> **GIVEN EXERCISE A**
In the forum thread below, what size generator is Southeast Power installing along with one 200 amp service?
** START OF TEXT **
# 1, 400 transfer switch or 2, 200s ???



## JBrzoz00 (Nov 17, 2013)

Looking at installing a generator for a person with an old 400 amp service. 320 style meter with 2 runs of SEU feeding 2, 200 amp panels. 


My thought is from the meter to 2, 200 amp service entrance transfer switches, 2/0 copper SER to the 2, 200 amp panels. 


I’m also told to just go with one 400 amp service rated transfer switch and run the 2 runs of 2/0 copper SER out of it to the 2, 200 amp panels. But then the 2/0 is fused at 400 amps. 

I have never installed a 400 amp ats. How would I go about that?


----------



## tmessner (Apr 1, 2013)

I don't know the cost difference, but if you use 2 ats's you can set the delay time different for each of them and not have as big a hit on the genset when they transfer. Possibly use a smaller genset.


----------



## CFCPWN (Feb 7, 2017)

Here's two four hundred amp ASCO transfer switches that were redundant or backup to a backup, but at a minimum, a service disconnect and 75 KVA xfrs to feed new panelboards.









Sent from my LGMP260 using Tapatalk


----------



## Southeast Power (Jan 18, 2009)

JBrzoz00 said:


> Looking at installing a generator for a person with an old 400 amp service. 320 style meter with 2 runs of SEU feeding 2, 200 amp panels.
> 
> 
> My thought is from the meter to 2, 200 amp service entrance transfer switches, 2/0 copper SER to the 2, 200 amp panels.
> ...


I have a customer with 2-200s. That house has gas water heaters and gas appliances. Pretty much impossible to pull 100amps in that house.
I'm swapping out the 2-200s for one 200 and a 38 kw unit.
It's all about the load.
** END OF TEXT **
** START OF EXERCISE MATERIAL **
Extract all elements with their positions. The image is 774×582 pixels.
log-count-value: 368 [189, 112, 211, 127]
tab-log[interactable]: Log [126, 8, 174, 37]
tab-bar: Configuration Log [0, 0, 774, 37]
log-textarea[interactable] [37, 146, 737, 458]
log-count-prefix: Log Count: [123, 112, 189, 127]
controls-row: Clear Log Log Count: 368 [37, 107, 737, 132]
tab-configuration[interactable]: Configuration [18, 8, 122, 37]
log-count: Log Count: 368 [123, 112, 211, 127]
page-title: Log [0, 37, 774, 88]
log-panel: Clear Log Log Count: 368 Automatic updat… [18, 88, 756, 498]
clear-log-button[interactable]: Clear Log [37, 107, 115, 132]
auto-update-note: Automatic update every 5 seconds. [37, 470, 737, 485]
** END OF EXERCISE MATERIAL **
> **GIVEN EXERCISE B**
Please copy every one of the dataset rows above line for line, with no changes.

> **FULL OUTPUT A**
A 38 kW unit.

> **FULL OUTPUT B**
Extract all elements with their positions. The image is 774×582 pixels.
log-count-value: 368 [189, 112, 211, 127]
tab-log[interactable]: Log [126, 8, 174, 37]
tab-bar: Configuration Log [0, 0, 774, 37]
log-textarea[interactable] [37, 146, 737, 458]
log-count-prefix: Log Count: [123, 112, 189, 127]
controls-row: Clear Log Log Count: 368 [37, 107, 737, 132]
tab-configuration[interactable]: Configuration [18, 8, 122, 37]
log-count: Log Count: 368 [123, 112, 211, 127]
page-title: Log [0, 37, 774, 88]
log-panel: Clear Log Log Count: 368 Automatic updat… [18, 88, 756, 498]
clear-log-button[interactable]: Clear Log [37, 107, 115, 132]
auto-update-note: Automatic update every 5 seconds. [37, 470, 737, 485]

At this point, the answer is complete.